----- Fragmento de texto
Después de ojear el mármol de Carrara y lo sublime de robarle tiempo al sol, tras la siesta de rigor, no es difícil perder la noción del mismo escapando a su percepción negativa, relajando esfínteres y espíritus al son del baile agotador de nuestro pequeño retoño, imitador nato y bailaor de pura raza.
El astro rey, que se apresura a esconder como si ya hubiera hecho demasiado, todavía pica, sofoca: son más de las ocho y media y no hemos ido a ver al santo, como lo llaman aquí. El primo de Laura hizo la subida en 11 minutos ¡con su prometida a cuestas!, si bien yo tengo dudas sobre lo exagerado de esa historia de juventud; lo escribo con el máximo respeto por Dominguito, ese es su nombre, el hijo del tío de Laura, Domingo, un hombre de los de antes con su mostacho y su sombrero y su voz inquebrantable emanando autoridad por doquier.
----------
# Tareas requeridas:
(a) ¿Concuerdan con el fragmento estas afirmaciones? (i) El primo de Laura hizo la subida en 11 minutos. (ii) Ya han ido a ver al santo. (iii) Domingo es el hijo de Dominguito.
(b) ¿Qué personas aparecen mencionadas por su nombre propio en el fragmento?
(c) ¿Puedes reproducir sin cambios el tramo del fragmento que va desde "Después de ojear" hasta "autoridad por doquier."?
----- Registros
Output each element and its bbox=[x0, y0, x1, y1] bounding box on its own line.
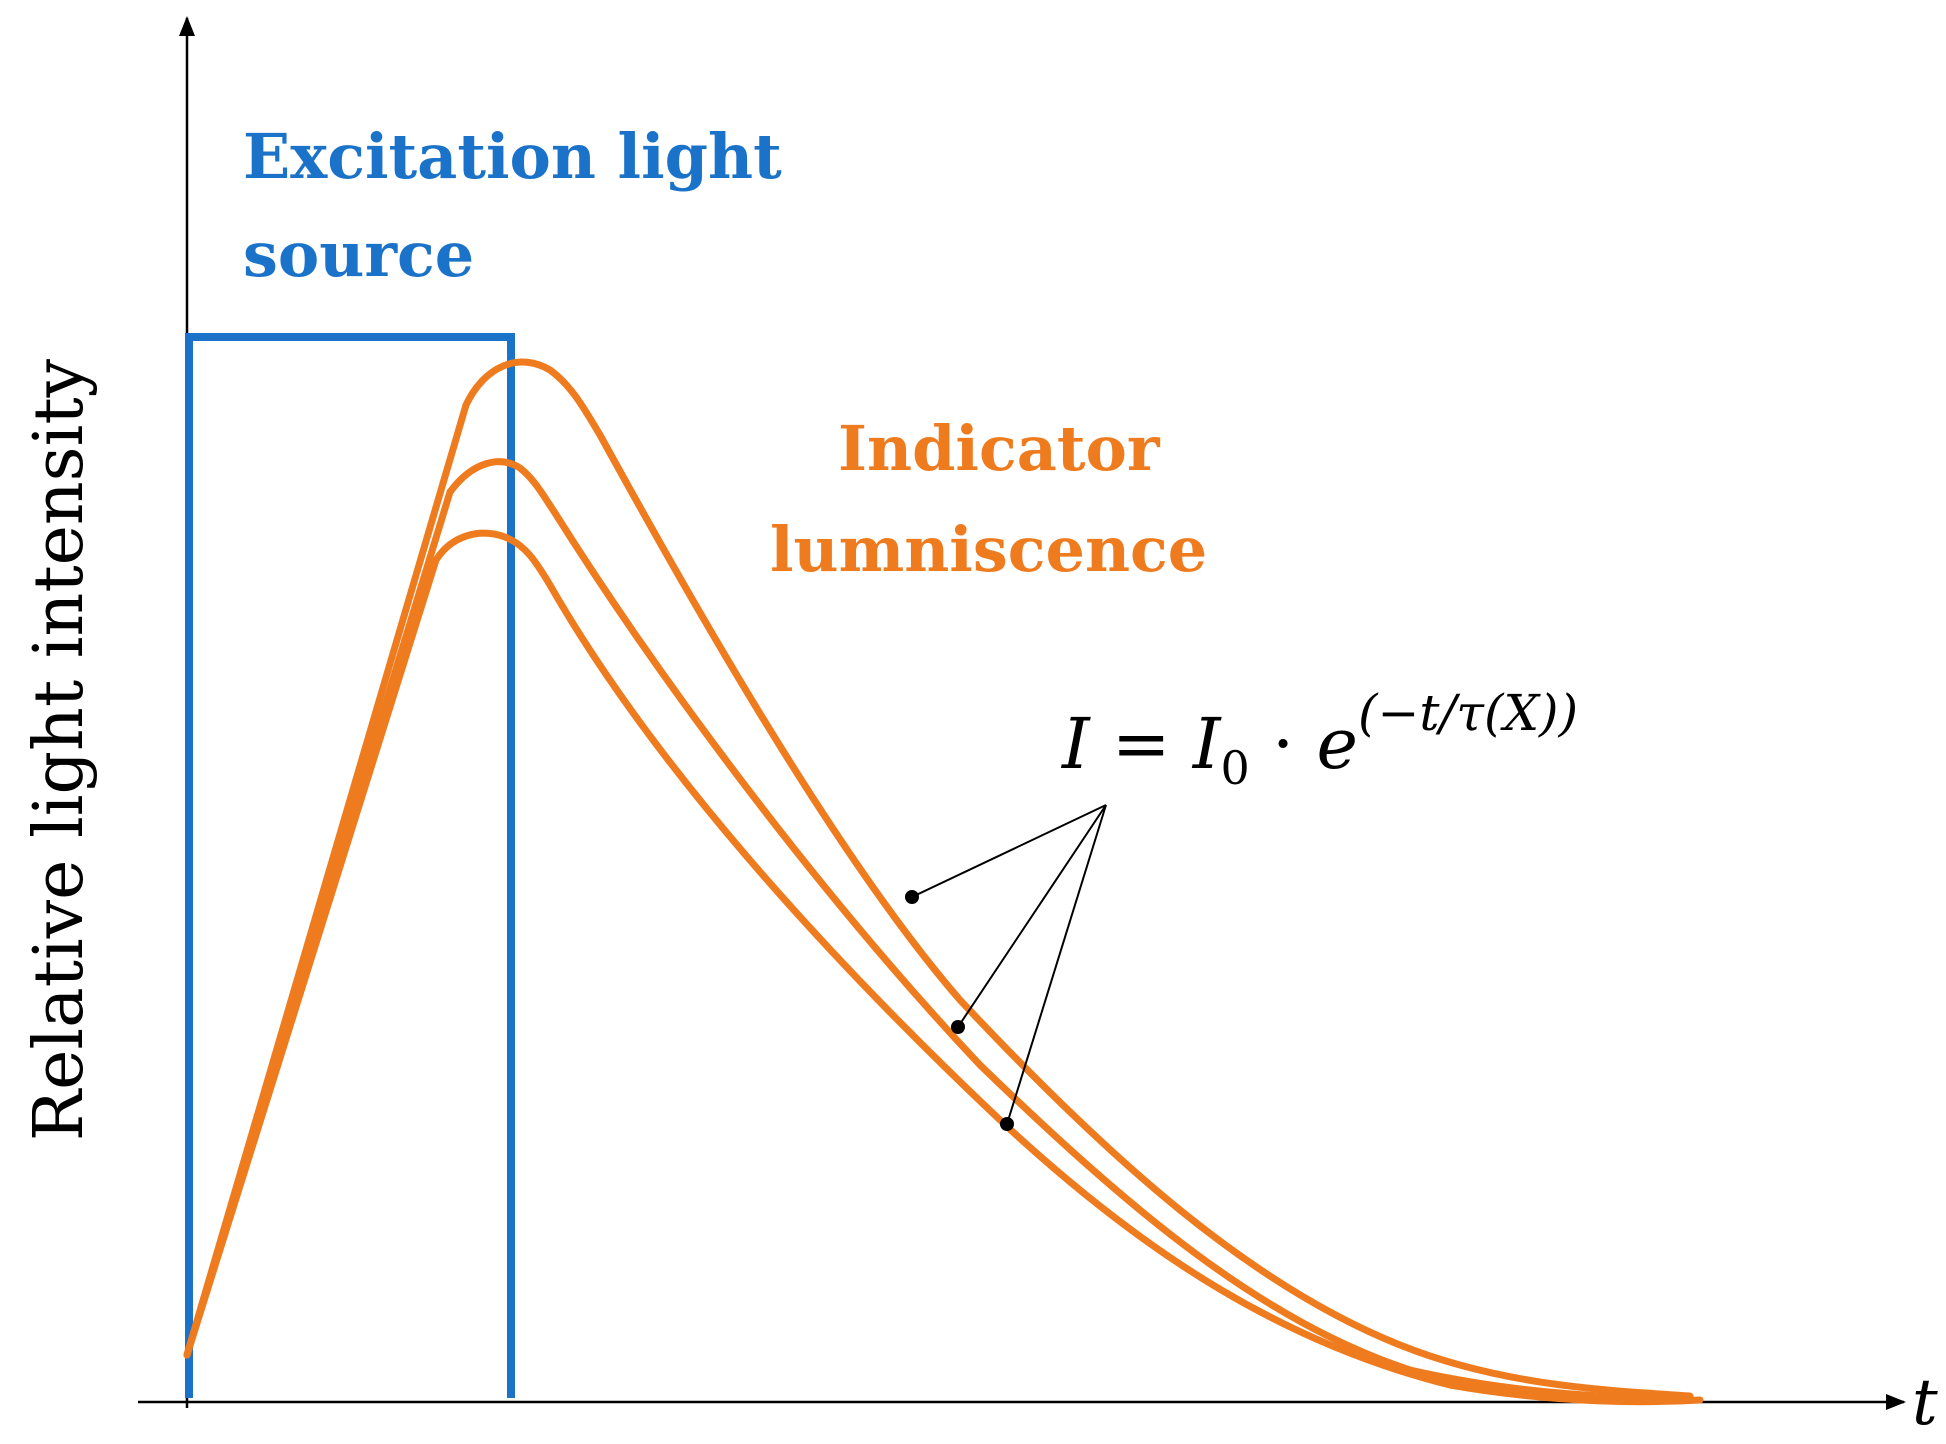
excitation-pulse bbox=[185, 333, 515, 1398]
luminescence-label: Indicator lumniscence bbox=[770, 412, 1207, 586]
excitation-label: Excitation light source bbox=[243, 120, 803, 291]
luminescence-curve-low bbox=[183, 529, 1704, 1406]
y-axis-title: Relative light intensity bbox=[20, 358, 99, 1141]
callout-dot-high bbox=[905, 890, 919, 904]
luminescence-curve-high bbox=[183, 358, 1694, 1400]
x-axis-symbol: t bbox=[1912, 1366, 1938, 1440]
formula-callout bbox=[911, 804, 1107, 1125]
callout-dot-low bbox=[1000, 1117, 1014, 1131]
luminescence-curve-mid bbox=[183, 458, 1694, 1403]
callout-dot-mid bbox=[951, 1020, 965, 1034]
decay-formula: I = I0 · e(−t/τ(X)) bbox=[1060, 684, 1578, 795]
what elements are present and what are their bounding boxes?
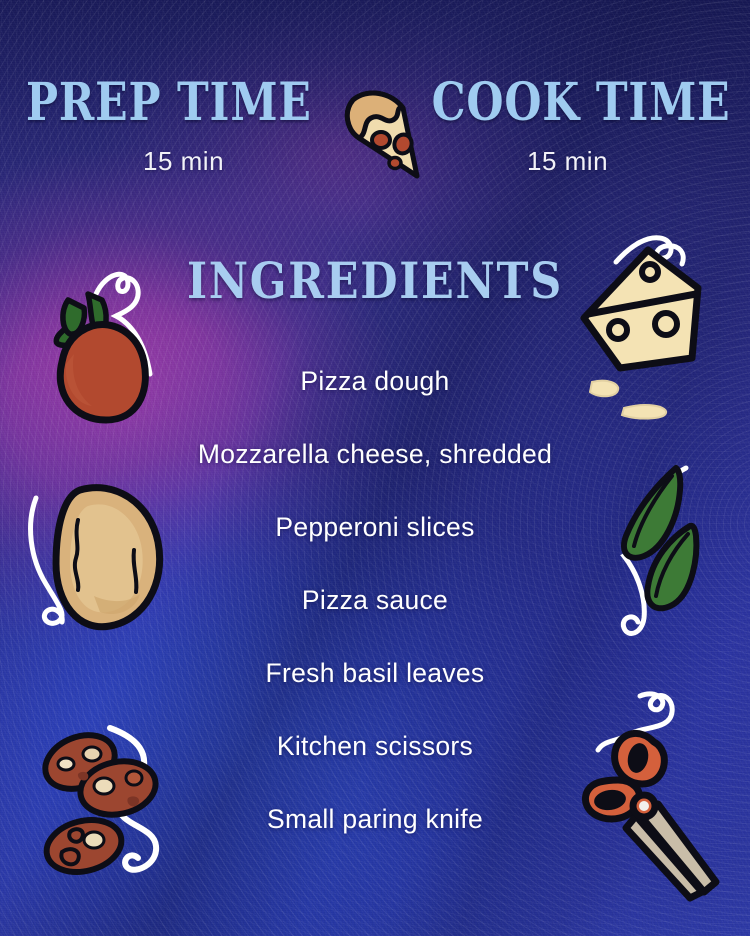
----------
# Resultados del ejercicio:
(a)
(i) Sí: "El primo de Laura hizo la subida en 11 minutos".
(ii) No: "no hemos ido a ver al santo".
(iii) No: "el hijo del tío de Laura, Domingo".

(b) Laura, Dominguito y Domingo.

(c)
Después de ojear el mármol de Carrara y lo sublime de robarle tiempo al sol, tras la siesta de rigor, no es difícil perder la noción del mismo escapando a su percepción negativa, relajando esfínteres y espíritus al son del baile agotador de nuestro pequeño retoño, imitador nato y bailaor de pura raza.
El astro rey, que se apresura a esconder como si ya hubiera hecho demasiado, todavía pica, sofoca: son más de las ocho y media y no hemos ido a ver al santo, como lo llaman aquí. El primo de Laura hizo la subida en 11 minutos ¡con su prometida a cuestas!, si bien yo tengo dudas sobre lo exagerado de esa historia de juventud; lo escribo con el máximo respeto por Dominguito, ese es su nombre, el hijo del tío de Laura, Domingo, un hombre de los de antes con su mostacho y su sombrero y su voz inquebrantable emanando autoridad por doquier.